● Requirement: Repeat the entries below exactly as they appear, with no pictures.

● Input records:

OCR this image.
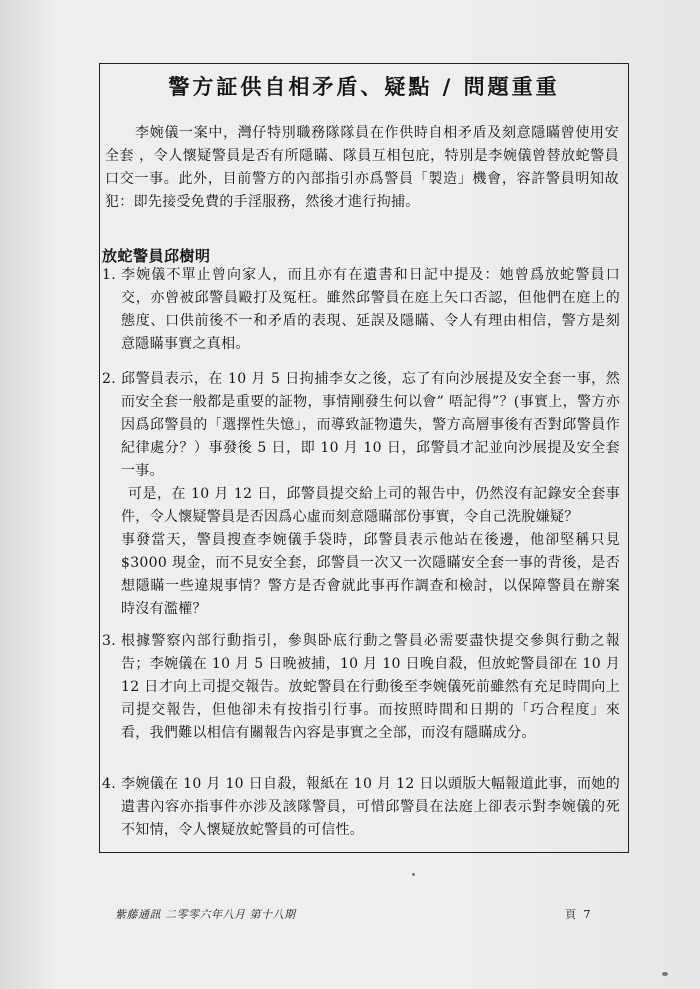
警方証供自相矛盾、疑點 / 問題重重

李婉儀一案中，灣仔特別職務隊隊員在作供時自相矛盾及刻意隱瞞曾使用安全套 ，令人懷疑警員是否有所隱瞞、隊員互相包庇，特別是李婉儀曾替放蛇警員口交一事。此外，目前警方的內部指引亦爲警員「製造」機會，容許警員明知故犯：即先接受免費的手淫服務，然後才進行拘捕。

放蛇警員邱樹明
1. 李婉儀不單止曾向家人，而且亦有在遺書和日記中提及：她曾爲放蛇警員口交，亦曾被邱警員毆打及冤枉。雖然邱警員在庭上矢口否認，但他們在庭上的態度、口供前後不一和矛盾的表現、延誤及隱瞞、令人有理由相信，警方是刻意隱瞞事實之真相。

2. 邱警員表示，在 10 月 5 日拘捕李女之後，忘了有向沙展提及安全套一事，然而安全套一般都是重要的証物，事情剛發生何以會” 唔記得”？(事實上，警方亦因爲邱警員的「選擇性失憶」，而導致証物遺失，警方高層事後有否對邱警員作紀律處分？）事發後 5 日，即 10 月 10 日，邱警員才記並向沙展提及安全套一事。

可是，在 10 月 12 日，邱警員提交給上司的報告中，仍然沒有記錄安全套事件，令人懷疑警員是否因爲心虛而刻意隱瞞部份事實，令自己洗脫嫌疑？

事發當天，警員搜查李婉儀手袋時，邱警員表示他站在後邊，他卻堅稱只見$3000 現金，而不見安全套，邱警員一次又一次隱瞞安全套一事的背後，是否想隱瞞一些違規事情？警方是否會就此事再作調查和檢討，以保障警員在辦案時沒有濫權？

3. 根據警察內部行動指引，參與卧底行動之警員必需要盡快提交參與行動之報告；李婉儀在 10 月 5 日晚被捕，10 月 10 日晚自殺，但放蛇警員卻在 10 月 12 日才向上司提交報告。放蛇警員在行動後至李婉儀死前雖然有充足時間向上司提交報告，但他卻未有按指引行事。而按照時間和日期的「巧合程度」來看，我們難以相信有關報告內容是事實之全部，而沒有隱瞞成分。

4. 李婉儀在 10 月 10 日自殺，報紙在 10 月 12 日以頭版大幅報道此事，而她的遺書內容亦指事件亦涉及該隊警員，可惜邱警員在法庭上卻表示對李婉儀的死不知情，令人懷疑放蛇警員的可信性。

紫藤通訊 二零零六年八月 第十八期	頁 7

● Exercise answer:
OCR this image.
警方証供自相矛盾、疑點 / 問題重重

李婉儀一案中，灣仔特別職務隊隊員在作供時自相矛盾及刻意隱瞞曾使用安全套 ，令人懷疑警員是否有所隱瞞、隊員互相包庇，特別是李婉儀曾替放蛇警員口交一事。此外，目前警方的內部指引亦爲警員「製造」機會，容許警員明知故犯：即先接受免費的手淫服務，然後才進行拘捕。

放蛇警員邱樹明
1. 李婉儀不單止曾向家人，而且亦有在遺書和日記中提及：她曾爲放蛇警員口交，亦曾被邱警員毆打及冤枉。雖然邱警員在庭上矢口否認，但他們在庭上的態度、口供前後不一和矛盾的表現、延誤及隱瞞、令人有理由相信，警方是刻意隱瞞事實之真相。

2. 邱警員表示，在 10 月 5 日拘捕李女之後，忘了有向沙展提及安全套一事，然而安全套一般都是重要的証物，事情剛發生何以會” 唔記得”？(事實上，警方亦因爲邱警員的「選擇性失憶」，而導致証物遺失，警方高層事後有否對邱警員作紀律處分？）事發後 5 日，即 10 月 10 日，邱警員才記並向沙展提及安全套一事。

可是，在 10 月 12 日，邱警員提交給上司的報告中，仍然沒有記錄安全套事件，令人懷疑警員是否因爲心虛而刻意隱瞞部份事實，令自己洗脫嫌疑？

事發當天，警員搜查李婉儀手袋時，邱警員表示他站在後邊，他卻堅稱只見$3000 現金，而不見安全套，邱警員一次又一次隱瞞安全套一事的背後，是否想隱瞞一些違規事情？警方是否會就此事再作調查和檢討，以保障警員在辦案時沒有濫權？

3. 根據警察內部行動指引，參與卧底行動之警員必需要盡快提交參與行動之報告；李婉儀在 10 月 5 日晚被捕，10 月 10 日晚自殺，但放蛇警員卻在 10 月 12 日才向上司提交報告。放蛇警員在行動後至李婉儀死前雖然有充足時間向上司提交報告，但他卻未有按指引行事。而按照時間和日期的「巧合程度」來看，我們難以相信有關報告內容是事實之全部，而沒有隱瞞成分。

4. 李婉儀在 10 月 10 日自殺，報紙在 10 月 12 日以頭版大幅報道此事，而她的遺書內容亦指事件亦涉及該隊警員，可惜邱警員在法庭上卻表示對李婉儀的死不知情，令人懷疑放蛇警員的可信性。

紫藤通訊 二零零六年八月 第十八期	頁 7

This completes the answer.